Problem statement -> Write out every entry precisely as given, leaving the pictures out.

Extracted records ->
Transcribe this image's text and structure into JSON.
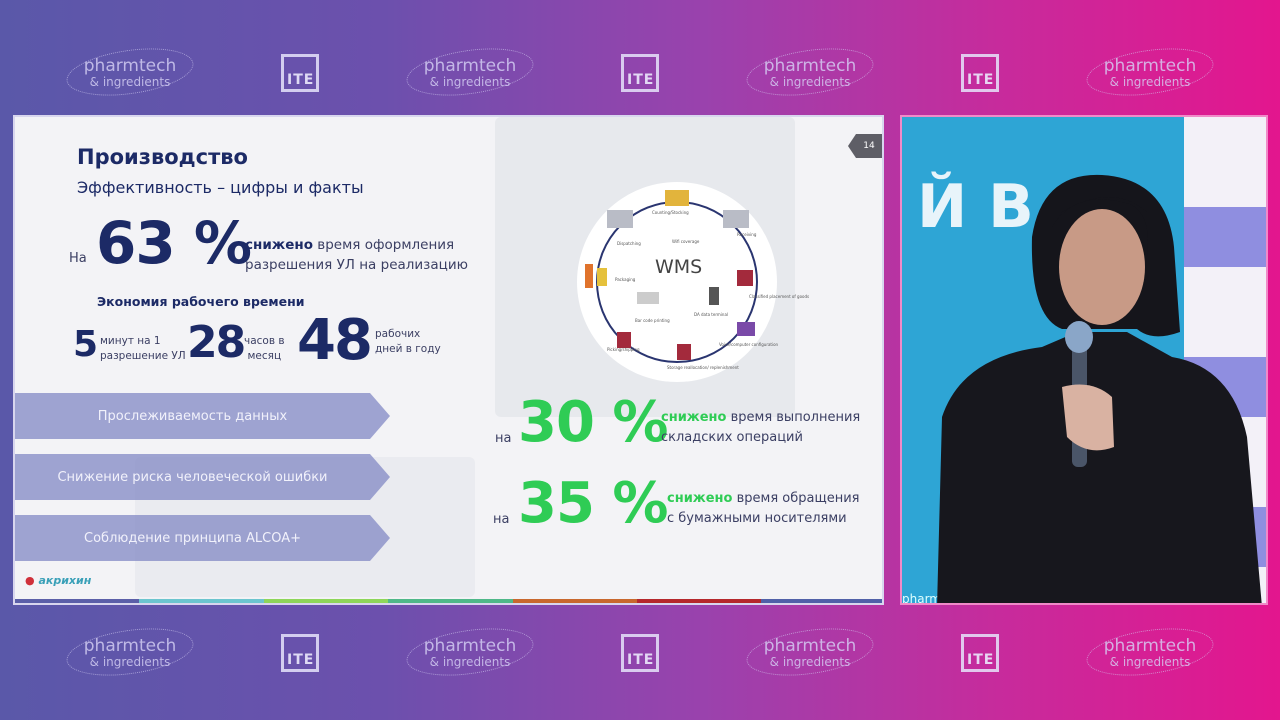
{
  "banner": {
    "pharmtech_line1": "pharmtech",
    "pharmtech_line2": "& ingredients",
    "ite": "ITE"
  },
  "slide": {
    "page_number": "14",
    "title": "Производство",
    "subtitle": "Эффективность – цифры и факты",
    "stat_main": {
      "prefix": "На",
      "value": "63 %",
      "bold": "снижено",
      "line1_rest": " время оформления",
      "line2": "разрешения УЛ на реализацию"
    },
    "savings_heading": "Экономия рабочего времени",
    "savings": [
      {
        "value": "5",
        "line1": "минут на 1",
        "line2": "разрешение УЛ"
      },
      {
        "value": "28",
        "line1": "часов в",
        "line2": "месяц"
      },
      {
        "value": "48",
        "line1": "рабочих",
        "line2": "дней в году"
      }
    ],
    "bands": [
      "Прослеживаемость данных",
      "Снижение риска человеческой ошибки",
      "Соблюдение принципа ALCOA+"
    ],
    "wms": {
      "center": "WMS",
      "labels": [
        "Counting/Stocking",
        "Receiving",
        "Dispatching",
        "Wifi coverage",
        "Packaging",
        "Classified placement of goods",
        "Bar code printing",
        "DA data terminal",
        "Voice/computer configuration",
        "Storage reallocation/ replenishment",
        "Picking/shipping"
      ]
    },
    "stats_green": [
      {
        "prefix": "на",
        "value": "30 %",
        "bold": "снижено",
        "line1_rest": " время выполнения",
        "line2": "складских операций"
      },
      {
        "prefix": "на",
        "value": "35 %",
        "bold": "снижено",
        "line1_rest": " время обращения",
        "line2": "с бумажными носителями"
      }
    ],
    "company_logo": "акрихин",
    "footer_colors": [
      "#5b5fa8",
      "#6cc5cf",
      "#8ed65a",
      "#4fb889",
      "#c8682e",
      "#b5282c",
      "#5060a8"
    ]
  },
  "video": {
    "backdrop_text": "Й В",
    "badge_text": "pharm"
  },
  "colors": {
    "navy": "#1c2a66",
    "green": "#2fcc55",
    "backdrop": "#2ea5d5"
  }
}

Output of the task ->
Transcribe this image's text and structure into JSON.
{
  "banner": {
    "pharmtech_line1": "pharmtech",
    "pharmtech_line2": "& ingredients",
    "ite": "ITE"
  },
  "slide": {
    "page_number": "14",
    "title": "Производство",
    "subtitle": "Эффективность – цифры и факты",
    "stat_main": {
      "prefix": "На",
      "value": "63 %",
      "bold": "снижено",
      "line1_rest": " время оформления",
      "line2": "разрешения УЛ на реализацию"
    },
    "savings_heading": "Экономия рабочего времени",
    "savings": [
      {
        "value": "5",
        "line1": "минут на 1",
        "line2": "разрешение УЛ"
      },
      {
        "value": "28",
        "line1": "часов в",
        "line2": "месяц"
      },
      {
        "value": "48",
        "line1": "рабочих",
        "line2": "дней в году"
      }
    ],
    "bands": [
      "Прослеживаемость данных",
      "Снижение риска человеческой ошибки",
      "Соблюдение принципа ALCOA+"
    ],
    "wms": {
      "center": "WMS",
      "labels": [
        "Counting/Stocking",
        "Receiving",
        "Dispatching",
        "Wifi coverage",
        "Packaging",
        "Classified placement of goods",
        "Bar code printing",
        "DA data terminal",
        "Voice/computer configuration",
        "Storage reallocation/ replenishment",
        "Picking/shipping"
      ]
    },
    "stats_green": [
      {
        "prefix": "на",
        "value": "30 %",
        "bold": "снижено",
        "line1_rest": " время выполнения",
        "line2": "складских операций"
      },
      {
        "prefix": "на",
        "value": "35 %",
        "bold": "снижено",
        "line1_rest": " время обращения",
        "line2": "с бумажными носителями"
      }
    ],
    "company_logo": "акрихин",
    "footer_colors": [
      "#5b5fa8",
      "#6cc5cf",
      "#8ed65a",
      "#4fb889",
      "#c8682e",
      "#b5282c",
      "#5060a8"
    ]
  },
  "video": {
    "backdrop_text": "Й В",
    "badge_text": "pharm"
  },
  "colors": {
    "navy": "#1c2a66",
    "green": "#2fcc55",
    "backdrop": "#2ea5d5"
  }
}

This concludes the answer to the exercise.